→ Stored data:
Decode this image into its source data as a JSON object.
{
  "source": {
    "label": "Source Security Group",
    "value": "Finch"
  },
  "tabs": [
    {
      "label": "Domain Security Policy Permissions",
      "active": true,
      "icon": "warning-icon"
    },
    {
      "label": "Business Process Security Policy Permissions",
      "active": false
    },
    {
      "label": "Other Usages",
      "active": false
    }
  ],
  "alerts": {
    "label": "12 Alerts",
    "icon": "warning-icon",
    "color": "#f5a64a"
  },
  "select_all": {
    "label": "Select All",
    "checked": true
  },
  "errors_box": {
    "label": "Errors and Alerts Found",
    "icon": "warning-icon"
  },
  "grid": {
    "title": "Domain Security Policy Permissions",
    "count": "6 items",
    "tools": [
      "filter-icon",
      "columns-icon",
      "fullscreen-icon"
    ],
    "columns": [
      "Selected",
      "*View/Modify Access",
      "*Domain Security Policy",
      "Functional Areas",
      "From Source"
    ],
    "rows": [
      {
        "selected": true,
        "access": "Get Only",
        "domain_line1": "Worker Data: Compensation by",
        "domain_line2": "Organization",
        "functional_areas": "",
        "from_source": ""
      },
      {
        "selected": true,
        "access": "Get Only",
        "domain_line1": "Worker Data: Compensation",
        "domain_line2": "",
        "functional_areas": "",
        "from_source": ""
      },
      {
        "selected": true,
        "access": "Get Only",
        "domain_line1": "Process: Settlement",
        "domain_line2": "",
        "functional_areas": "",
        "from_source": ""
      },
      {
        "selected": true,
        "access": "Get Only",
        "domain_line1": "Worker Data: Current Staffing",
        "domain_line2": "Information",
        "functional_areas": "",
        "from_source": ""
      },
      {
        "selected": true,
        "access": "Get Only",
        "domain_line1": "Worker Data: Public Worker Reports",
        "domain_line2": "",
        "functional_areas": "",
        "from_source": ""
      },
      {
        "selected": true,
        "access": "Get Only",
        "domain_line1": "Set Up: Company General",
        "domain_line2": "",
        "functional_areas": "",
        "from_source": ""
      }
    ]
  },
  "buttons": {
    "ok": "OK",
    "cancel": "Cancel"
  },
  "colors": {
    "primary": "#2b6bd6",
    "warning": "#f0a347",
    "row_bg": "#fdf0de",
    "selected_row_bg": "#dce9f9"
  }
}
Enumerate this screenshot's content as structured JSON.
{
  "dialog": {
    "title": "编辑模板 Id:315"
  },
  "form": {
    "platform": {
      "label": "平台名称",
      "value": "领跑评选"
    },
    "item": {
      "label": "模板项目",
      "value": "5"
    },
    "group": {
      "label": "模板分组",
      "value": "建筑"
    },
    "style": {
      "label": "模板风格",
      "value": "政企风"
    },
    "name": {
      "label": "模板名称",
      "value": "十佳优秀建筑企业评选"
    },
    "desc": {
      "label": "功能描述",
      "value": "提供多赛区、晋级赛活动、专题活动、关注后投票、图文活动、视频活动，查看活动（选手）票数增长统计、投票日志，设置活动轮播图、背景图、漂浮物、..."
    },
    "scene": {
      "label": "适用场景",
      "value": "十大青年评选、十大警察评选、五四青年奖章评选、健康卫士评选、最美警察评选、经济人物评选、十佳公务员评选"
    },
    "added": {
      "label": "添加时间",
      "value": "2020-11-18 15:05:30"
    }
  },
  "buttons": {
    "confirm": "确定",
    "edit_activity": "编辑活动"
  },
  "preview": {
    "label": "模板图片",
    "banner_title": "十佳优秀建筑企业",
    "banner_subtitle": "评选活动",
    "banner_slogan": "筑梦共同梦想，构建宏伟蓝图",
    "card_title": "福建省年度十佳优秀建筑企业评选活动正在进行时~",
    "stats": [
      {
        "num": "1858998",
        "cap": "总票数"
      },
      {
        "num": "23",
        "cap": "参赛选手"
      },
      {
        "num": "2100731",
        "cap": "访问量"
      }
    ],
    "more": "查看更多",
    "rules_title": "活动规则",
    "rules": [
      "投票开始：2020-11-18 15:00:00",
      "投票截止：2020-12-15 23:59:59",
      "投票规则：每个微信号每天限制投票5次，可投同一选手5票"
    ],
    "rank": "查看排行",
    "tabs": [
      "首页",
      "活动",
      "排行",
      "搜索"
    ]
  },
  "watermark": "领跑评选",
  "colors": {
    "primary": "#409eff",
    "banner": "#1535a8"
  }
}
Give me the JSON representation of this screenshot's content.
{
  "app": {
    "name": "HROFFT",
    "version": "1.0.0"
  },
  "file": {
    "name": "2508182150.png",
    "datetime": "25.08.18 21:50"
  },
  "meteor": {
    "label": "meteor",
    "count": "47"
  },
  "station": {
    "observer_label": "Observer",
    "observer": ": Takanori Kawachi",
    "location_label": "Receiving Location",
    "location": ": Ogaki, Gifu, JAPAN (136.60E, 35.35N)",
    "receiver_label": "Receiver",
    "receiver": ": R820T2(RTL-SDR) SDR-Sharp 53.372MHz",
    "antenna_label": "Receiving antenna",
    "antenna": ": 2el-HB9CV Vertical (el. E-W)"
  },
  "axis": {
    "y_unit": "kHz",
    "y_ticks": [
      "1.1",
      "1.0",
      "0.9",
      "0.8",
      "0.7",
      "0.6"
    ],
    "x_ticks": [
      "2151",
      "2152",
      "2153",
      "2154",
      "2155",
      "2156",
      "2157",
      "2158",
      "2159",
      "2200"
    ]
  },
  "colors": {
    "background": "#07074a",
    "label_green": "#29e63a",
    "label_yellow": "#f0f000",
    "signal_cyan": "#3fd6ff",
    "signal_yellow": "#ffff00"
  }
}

→ REQUIRED TASK: Repeat the data above exactly.

→ SOLUTION FOR THIS TASK:
Decode this image into its source data as a JSON object.
{
  "source": {
    "label": "Source Security Group",
    "value": "Finch"
  },
  "tabs": [
    {
      "label": "Domain Security Policy Permissions",
      "active": true,
      "icon": "warning-icon"
    },
    {
      "label": "Business Process Security Policy Permissions",
      "active": false
    },
    {
      "label": "Other Usages",
      "active": false
    }
  ],
  "alerts": {
    "label": "12 Alerts",
    "icon": "warning-icon",
    "color": "#f5a64a"
  },
  "select_all": {
    "label": "Select All",
    "checked": true
  },
  "errors_box": {
    "label": "Errors and Alerts Found",
    "icon": "warning-icon"
  },
  "grid": {
    "title": "Domain Security Policy Permissions",
    "count": "6 items",
    "tools": [
      "filter-icon",
      "columns-icon",
      "fullscreen-icon"
    ],
    "columns": [
      "Selected",
      "*View/Modify Access",
      "*Domain Security Policy",
      "Functional Areas",
      "From Source"
    ],
    "rows": [
      {
        "selected": true,
        "access": "Get Only",
        "domain_line1": "Worker Data: Compensation by",
        "domain_line2": "Organization",
        "functional_areas": "",
        "from_source": ""
      },
      {
        "selected": true,
        "access": "Get Only",
        "domain_line1": "Worker Data: Compensation",
        "domain_line2": "",
        "functional_areas": "",
        "from_source": ""
      },
      {
        "selected": true,
        "access": "Get Only",
        "domain_line1": "Process: Settlement",
        "domain_line2": "",
        "functional_areas": "",
        "from_source": ""
      },
      {
        "selected": true,
        "access": "Get Only",
        "domain_line1": "Worker Data: Current Staffing",
        "domain_line2": "Information",
        "functional_areas": "",
        "from_source": ""
      },
      {
        "selected": true,
        "access": "Get Only",
        "domain_line1": "Worker Data: Public Worker Reports",
        "domain_line2": "",
        "functional_areas": "",
        "from_source": ""
      },
      {
        "selected": true,
        "access": "Get Only",
        "domain_line1": "Set Up: Company General",
        "domain_line2": "",
        "functional_areas": "",
        "from_source": ""
      }
    ]
  },
  "buttons": {
    "ok": "OK",
    "cancel": "Cancel"
  },
  "colors": {
    "primary": "#2b6bd6",
    "warning": "#f0a347",
    "row_bg": "#fdf0de",
    "selected_row_bg": "#dce9f9"
  }
}
Enumerate this screenshot's content as structured JSON.
{
  "dialog": {
    "title": "编辑模板 Id:315"
  },
  "form": {
    "platform": {
      "label": "平台名称",
      "value": "领跑评选"
    },
    "item": {
      "label": "模板项目",
      "value": "5"
    },
    "group": {
      "label": "模板分组",
      "value": "建筑"
    },
    "style": {
      "label": "模板风格",
      "value": "政企风"
    },
    "name": {
      "label": "模板名称",
      "value": "十佳优秀建筑企业评选"
    },
    "desc": {
      "label": "功能描述",
      "value": "提供多赛区、晋级赛活动、专题活动、关注后投票、图文活动、视频活动，查看活动（选手）票数增长统计、投票日志，设置活动轮播图、背景图、漂浮物、..."
    },
    "scene": {
      "label": "适用场景",
      "value": "十大青年评选、十大警察评选、五四青年奖章评选、健康卫士评选、最美警察评选、经济人物评选、十佳公务员评选"
    },
    "added": {
      "label": "添加时间",
      "value": "2020-11-18 15:05:30"
    }
  },
  "buttons": {
    "confirm": "确定",
    "edit_activity": "编辑活动"
  },
  "preview": {
    "label": "模板图片",
    "banner_title": "十佳优秀建筑企业",
    "banner_subtitle": "评选活动",
    "banner_slogan": "筑梦共同梦想，构建宏伟蓝图",
    "card_title": "福建省年度十佳优秀建筑企业评选活动正在进行时~",
    "stats": [
      {
        "num": "1858998",
        "cap": "总票数"
      },
      {
        "num": "23",
        "cap": "参赛选手"
      },
      {
        "num": "2100731",
        "cap": "访问量"
      }
    ],
    "more": "查看更多",
    "rules_title": "活动规则",
    "rules": [
      "投票开始：2020-11-18 15:00:00",
      "投票截止：2020-12-15 23:59:59",
      "投票规则：每个微信号每天限制投票5次，可投同一选手5票"
    ],
    "rank": "查看排行",
    "tabs": [
      "首页",
      "活动",
      "排行",
      "搜索"
    ]
  },
  "watermark": "领跑评选",
  "colors": {
    "primary": "#409eff",
    "banner": "#1535a8"
  }
}
Give me the JSON representation of this screenshot's content.
{
  "app": {
    "name": "HROFFT",
    "version": "1.0.0"
  },
  "file": {
    "name": "2508182150.png",
    "datetime": "25.08.18 21:50"
  },
  "meteor": {
    "label": "meteor",
    "count": "47"
  },
  "station": {
    "observer_label": "Observer",
    "observer": ": Takanori Kawachi",
    "location_label": "Receiving Location",
    "location": ": Ogaki, Gifu, JAPAN (136.60E, 35.35N)",
    "receiver_label": "Receiver",
    "receiver": ": R820T2(RTL-SDR) SDR-Sharp 53.372MHz",
    "antenna_label": "Receiving antenna",
    "antenna": ": 2el-HB9CV Vertical (el. E-W)"
  },
  "axis": {
    "y_unit": "kHz",
    "y_ticks": [
      "1.1",
      "1.0",
      "0.9",
      "0.8",
      "0.7",
      "0.6"
    ],
    "x_ticks": [
      "2151",
      "2152",
      "2153",
      "2154",
      "2155",
      "2156",
      "2157",
      "2158",
      "2159",
      "2200"
    ]
  },
  "colors": {
    "background": "#07074a",
    "label_green": "#29e63a",
    "label_yellow": "#f0f000",
    "signal_cyan": "#3fd6ff",
    "signal_yellow": "#ffff00"
  }
}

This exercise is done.